(Entries provided)
* * *
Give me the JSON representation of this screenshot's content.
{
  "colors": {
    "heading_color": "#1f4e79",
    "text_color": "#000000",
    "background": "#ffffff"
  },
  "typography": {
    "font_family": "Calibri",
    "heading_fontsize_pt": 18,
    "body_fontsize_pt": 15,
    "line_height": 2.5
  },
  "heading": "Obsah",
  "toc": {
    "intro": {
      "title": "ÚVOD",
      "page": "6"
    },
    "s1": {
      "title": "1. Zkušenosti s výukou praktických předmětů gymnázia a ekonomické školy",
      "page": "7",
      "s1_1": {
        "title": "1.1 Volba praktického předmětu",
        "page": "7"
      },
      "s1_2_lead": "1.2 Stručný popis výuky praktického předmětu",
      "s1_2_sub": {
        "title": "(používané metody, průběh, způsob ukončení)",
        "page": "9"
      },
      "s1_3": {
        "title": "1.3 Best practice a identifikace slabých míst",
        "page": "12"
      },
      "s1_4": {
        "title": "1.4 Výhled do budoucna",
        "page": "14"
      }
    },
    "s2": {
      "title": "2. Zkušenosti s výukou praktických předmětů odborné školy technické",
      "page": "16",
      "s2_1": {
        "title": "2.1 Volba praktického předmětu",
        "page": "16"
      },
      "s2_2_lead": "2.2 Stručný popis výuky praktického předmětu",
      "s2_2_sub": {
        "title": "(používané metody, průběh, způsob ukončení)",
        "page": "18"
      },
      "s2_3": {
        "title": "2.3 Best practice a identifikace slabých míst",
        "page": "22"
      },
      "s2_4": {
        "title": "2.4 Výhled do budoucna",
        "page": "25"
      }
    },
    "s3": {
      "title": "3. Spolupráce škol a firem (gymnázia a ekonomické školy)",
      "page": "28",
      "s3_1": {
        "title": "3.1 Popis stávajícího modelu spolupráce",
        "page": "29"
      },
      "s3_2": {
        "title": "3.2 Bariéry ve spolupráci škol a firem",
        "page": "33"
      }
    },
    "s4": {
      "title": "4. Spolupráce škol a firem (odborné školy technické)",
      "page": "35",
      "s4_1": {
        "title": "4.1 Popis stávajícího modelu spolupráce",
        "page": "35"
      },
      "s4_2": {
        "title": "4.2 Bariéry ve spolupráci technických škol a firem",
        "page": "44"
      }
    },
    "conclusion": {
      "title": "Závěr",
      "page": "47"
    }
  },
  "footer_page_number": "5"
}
* * *
(Direction) Make an exact copy of the material above.

(Final result)
Give me the JSON representation of this screenshot's content.
{
  "colors": {
    "heading_color": "#1f4e79",
    "text_color": "#000000",
    "background": "#ffffff"
  },
  "typography": {
    "font_family": "Calibri",
    "heading_fontsize_pt": 18,
    "body_fontsize_pt": 15,
    "line_height": 2.5
  },
  "heading": "Obsah",
  "toc": {
    "intro": {
      "title": "ÚVOD",
      "page": "6"
    },
    "s1": {
      "title": "1. Zkušenosti s výukou praktických předmětů gymnázia a ekonomické školy",
      "page": "7",
      "s1_1": {
        "title": "1.1 Volba praktického předmětu",
        "page": "7"
      },
      "s1_2_lead": "1.2 Stručný popis výuky praktického předmětu",
      "s1_2_sub": {
        "title": "(používané metody, průběh, způsob ukončení)",
        "page": "9"
      },
      "s1_3": {
        "title": "1.3 Best practice a identifikace slabých míst",
        "page": "12"
      },
      "s1_4": {
        "title": "1.4 Výhled do budoucna",
        "page": "14"
      }
    },
    "s2": {
      "title": "2. Zkušenosti s výukou praktických předmětů odborné školy technické",
      "page": "16",
      "s2_1": {
        "title": "2.1 Volba praktického předmětu",
        "page": "16"
      },
      "s2_2_lead": "2.2 Stručný popis výuky praktického předmětu",
      "s2_2_sub": {
        "title": "(používané metody, průběh, způsob ukončení)",
        "page": "18"
      },
      "s2_3": {
        "title": "2.3 Best practice a identifikace slabých míst",
        "page": "22"
      },
      "s2_4": {
        "title": "2.4 Výhled do budoucna",
        "page": "25"
      }
    },
    "s3": {
      "title": "3. Spolupráce škol a firem (gymnázia a ekonomické školy)",
      "page": "28",
      "s3_1": {
        "title": "3.1 Popis stávajícího modelu spolupráce",
        "page": "29"
      },
      "s3_2": {
        "title": "3.2 Bariéry ve spolupráci škol a firem",
        "page": "33"
      }
    },
    "s4": {
      "title": "4. Spolupráce škol a firem (odborné školy technické)",
      "page": "35",
      "s4_1": {
        "title": "4.1 Popis stávajícího modelu spolupráce",
        "page": "35"
      },
      "s4_2": {
        "title": "4.2 Bariéry ve spolupráci technických škol a firem",
        "page": "44"
      }
    },
    "conclusion": {
      "title": "Závěr",
      "page": "47"
    }
  },
  "footer_page_number": "5"
}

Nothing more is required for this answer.